Brief | Exactly as written, quote every line that follows, skipping the images.

Data in this exercise |

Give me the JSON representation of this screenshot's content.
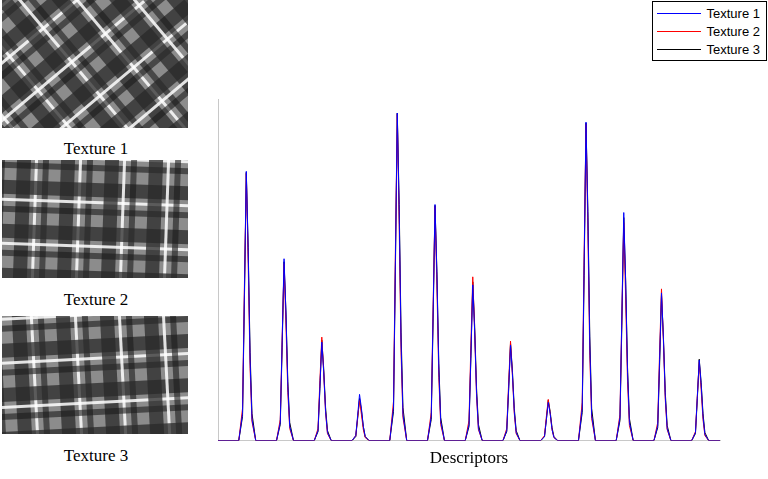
{
  "textures": [
    "Texture 1",
    "Texture 2",
    "Texture 3"
  ],
  "chart_data": {
    "type": "line",
    "xlabel": "Descriptors",
    "legend": "top-right",
    "grid": false,
    "tick_labels": false,
    "xlim": [
      0,
      133
    ],
    "ylim": [
      0,
      340
    ],
    "x": [
      0,
      5.5,
      6.5,
      7,
      7.5,
      8,
      8.5,
      9,
      10,
      15.5,
      16.5,
      17,
      17.5,
      18,
      18.5,
      19,
      20,
      25.5,
      26.5,
      27,
      27.5,
      28,
      28.5,
      29,
      30,
      35.5,
      36.5,
      37,
      37.5,
      38,
      38.5,
      39,
      40,
      45.5,
      46.5,
      47,
      47.5,
      48,
      48.5,
      49,
      50,
      55.5,
      56.5,
      57,
      57.5,
      58,
      58.5,
      59,
      60,
      65.5,
      66.5,
      67,
      67.5,
      68,
      68.5,
      69,
      70,
      75.5,
      76.5,
      77,
      77.5,
      78,
      78.5,
      79,
      80,
      85.5,
      86.5,
      87,
      87.5,
      88,
      88.5,
      89,
      90,
      95.5,
      96.5,
      97,
      97.5,
      98,
      98.5,
      99,
      100,
      105.5,
      106.5,
      107,
      107.5,
      108,
      108.5,
      109,
      110,
      115.5,
      116.5,
      117,
      117.5,
      118,
      118.5,
      119,
      120,
      125.5,
      126.5,
      127,
      127.5,
      128,
      128.5,
      129,
      130,
      133
    ],
    "series": [
      {
        "name": "Texture 1",
        "color": "#0000ff",
        "values": [
          0,
          0,
          27,
          147,
          268,
          188,
          80,
          21,
          0,
          0,
          18,
          100,
          181,
          127,
          54,
          14,
          0,
          0,
          10,
          54,
          98,
          69,
          29,
          8,
          0,
          0,
          5,
          25,
          46,
          32,
          14,
          4,
          0,
          0,
          33,
          179,
          326,
          228,
          98,
          26,
          0,
          0,
          24,
          129,
          235,
          165,
          71,
          19,
          0,
          0,
          16,
          85,
          155,
          109,
          47,
          12,
          0,
          0,
          10,
          52,
          95,
          67,
          29,
          8,
          0,
          0,
          4,
          21,
          38,
          27,
          11,
          3,
          0,
          0,
          32,
          174,
          317,
          222,
          95,
          25,
          0,
          0,
          23,
          125,
          227,
          159,
          68,
          18,
          0,
          0,
          15,
          81,
          147,
          103,
          44,
          12,
          0,
          0,
          8,
          44,
          80,
          56,
          24,
          6,
          0,
          0
        ]
      },
      {
        "name": "Texture 2",
        "color": "#ff0000",
        "values": [
          0,
          0,
          32,
          154,
          266,
          176,
          72,
          19,
          0,
          0,
          21,
          102,
          176,
          116,
          48,
          12,
          0,
          0,
          12,
          60,
          103,
          68,
          28,
          7,
          0,
          0,
          5,
          23,
          40,
          26,
          11,
          3,
          0,
          0,
          39,
          189,
          325,
          215,
          88,
          23,
          0,
          0,
          28,
          135,
          233,
          154,
          63,
          16,
          0,
          0,
          20,
          95,
          163,
          108,
          44,
          11,
          0,
          0,
          12,
          57,
          99,
          65,
          27,
          7,
          0,
          0,
          5,
          24,
          41,
          27,
          11,
          3,
          0,
          0,
          38,
          183,
          315,
          208,
          85,
          22,
          0,
          0,
          26,
          126,
          217,
          143,
          59,
          15,
          0,
          0,
          18,
          88,
          151,
          100,
          41,
          11,
          0,
          0,
          9,
          45,
          78,
          51,
          21,
          5,
          0,
          0
        ]
      },
      {
        "name": "Texture 3",
        "color": "#000000",
        "values": [
          0,
          0,
          24,
          139,
          267,
          192,
          88,
          27,
          0,
          0,
          16,
          93,
          178,
          128,
          59,
          18,
          0,
          0,
          9,
          52,
          100,
          72,
          33,
          10,
          0,
          0,
          4,
          22,
          42,
          30,
          14,
          4,
          0,
          0,
          29,
          170,
          326,
          235,
          108,
          33,
          0,
          0,
          21,
          122,
          234,
          168,
          77,
          23,
          0,
          0,
          14,
          82,
          158,
          114,
          52,
          16,
          0,
          0,
          9,
          50,
          97,
          70,
          32,
          10,
          0,
          0,
          4,
          21,
          40,
          29,
          13,
          4,
          0,
          0,
          28,
          164,
          316,
          228,
          104,
          32,
          0,
          0,
          20,
          115,
          222,
          160,
          73,
          22,
          0,
          0,
          13,
          75,
          145,
          104,
          48,
          15,
          0,
          0,
          7,
          42,
          81,
          58,
          27,
          8,
          0,
          0
        ]
      }
    ]
  }
}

Reply |
Give me the JSON representation of this screenshot's content.
{
  "textures": [
    "Texture 1",
    "Texture 2",
    "Texture 3"
  ],
  "chart_data": {
    "type": "line",
    "xlabel": "Descriptors",
    "legend": "top-right",
    "grid": false,
    "tick_labels": false,
    "xlim": [
      0,
      133
    ],
    "ylim": [
      0,
      340
    ],
    "x": [
      0,
      5.5,
      6.5,
      7,
      7.5,
      8,
      8.5,
      9,
      10,
      15.5,
      16.5,
      17,
      17.5,
      18,
      18.5,
      19,
      20,
      25.5,
      26.5,
      27,
      27.5,
      28,
      28.5,
      29,
      30,
      35.5,
      36.5,
      37,
      37.5,
      38,
      38.5,
      39,
      40,
      45.5,
      46.5,
      47,
      47.5,
      48,
      48.5,
      49,
      50,
      55.5,
      56.5,
      57,
      57.5,
      58,
      58.5,
      59,
      60,
      65.5,
      66.5,
      67,
      67.5,
      68,
      68.5,
      69,
      70,
      75.5,
      76.5,
      77,
      77.5,
      78,
      78.5,
      79,
      80,
      85.5,
      86.5,
      87,
      87.5,
      88,
      88.5,
      89,
      90,
      95.5,
      96.5,
      97,
      97.5,
      98,
      98.5,
      99,
      100,
      105.5,
      106.5,
      107,
      107.5,
      108,
      108.5,
      109,
      110,
      115.5,
      116.5,
      117,
      117.5,
      118,
      118.5,
      119,
      120,
      125.5,
      126.5,
      127,
      127.5,
      128,
      128.5,
      129,
      130,
      133
    ],
    "series": [
      {
        "name": "Texture 1",
        "color": "#0000ff",
        "values": [
          0,
          0,
          27,
          147,
          268,
          188,
          80,
          21,
          0,
          0,
          18,
          100,
          181,
          127,
          54,
          14,
          0,
          0,
          10,
          54,
          98,
          69,
          29,
          8,
          0,
          0,
          5,
          25,
          46,
          32,
          14,
          4,
          0,
          0,
          33,
          179,
          326,
          228,
          98,
          26,
          0,
          0,
          24,
          129,
          235,
          165,
          71,
          19,
          0,
          0,
          16,
          85,
          155,
          109,
          47,
          12,
          0,
          0,
          10,
          52,
          95,
          67,
          29,
          8,
          0,
          0,
          4,
          21,
          38,
          27,
          11,
          3,
          0,
          0,
          32,
          174,
          317,
          222,
          95,
          25,
          0,
          0,
          23,
          125,
          227,
          159,
          68,
          18,
          0,
          0,
          15,
          81,
          147,
          103,
          44,
          12,
          0,
          0,
          8,
          44,
          80,
          56,
          24,
          6,
          0,
          0
        ]
      },
      {
        "name": "Texture 2",
        "color": "#ff0000",
        "values": [
          0,
          0,
          32,
          154,
          266,
          176,
          72,
          19,
          0,
          0,
          21,
          102,
          176,
          116,
          48,
          12,
          0,
          0,
          12,
          60,
          103,
          68,
          28,
          7,
          0,
          0,
          5,
          23,
          40,
          26,
          11,
          3,
          0,
          0,
          39,
          189,
          325,
          215,
          88,
          23,
          0,
          0,
          28,
          135,
          233,
          154,
          63,
          16,
          0,
          0,
          20,
          95,
          163,
          108,
          44,
          11,
          0,
          0,
          12,
          57,
          99,
          65,
          27,
          7,
          0,
          0,
          5,
          24,
          41,
          27,
          11,
          3,
          0,
          0,
          38,
          183,
          315,
          208,
          85,
          22,
          0,
          0,
          26,
          126,
          217,
          143,
          59,
          15,
          0,
          0,
          18,
          88,
          151,
          100,
          41,
          11,
          0,
          0,
          9,
          45,
          78,
          51,
          21,
          5,
          0,
          0
        ]
      },
      {
        "name": "Texture 3",
        "color": "#000000",
        "values": [
          0,
          0,
          24,
          139,
          267,
          192,
          88,
          27,
          0,
          0,
          16,
          93,
          178,
          128,
          59,
          18,
          0,
          0,
          9,
          52,
          100,
          72,
          33,
          10,
          0,
          0,
          4,
          22,
          42,
          30,
          14,
          4,
          0,
          0,
          29,
          170,
          326,
          235,
          108,
          33,
          0,
          0,
          21,
          122,
          234,
          168,
          77,
          23,
          0,
          0,
          14,
          82,
          158,
          114,
          52,
          16,
          0,
          0,
          9,
          50,
          97,
          70,
          32,
          10,
          0,
          0,
          4,
          21,
          40,
          29,
          13,
          4,
          0,
          0,
          28,
          164,
          316,
          228,
          104,
          32,
          0,
          0,
          20,
          115,
          222,
          160,
          73,
          22,
          0,
          0,
          13,
          75,
          145,
          104,
          48,
          15,
          0,
          0,
          7,
          42,
          81,
          58,
          27,
          8,
          0,
          0
        ]
      }
    ]
  }
}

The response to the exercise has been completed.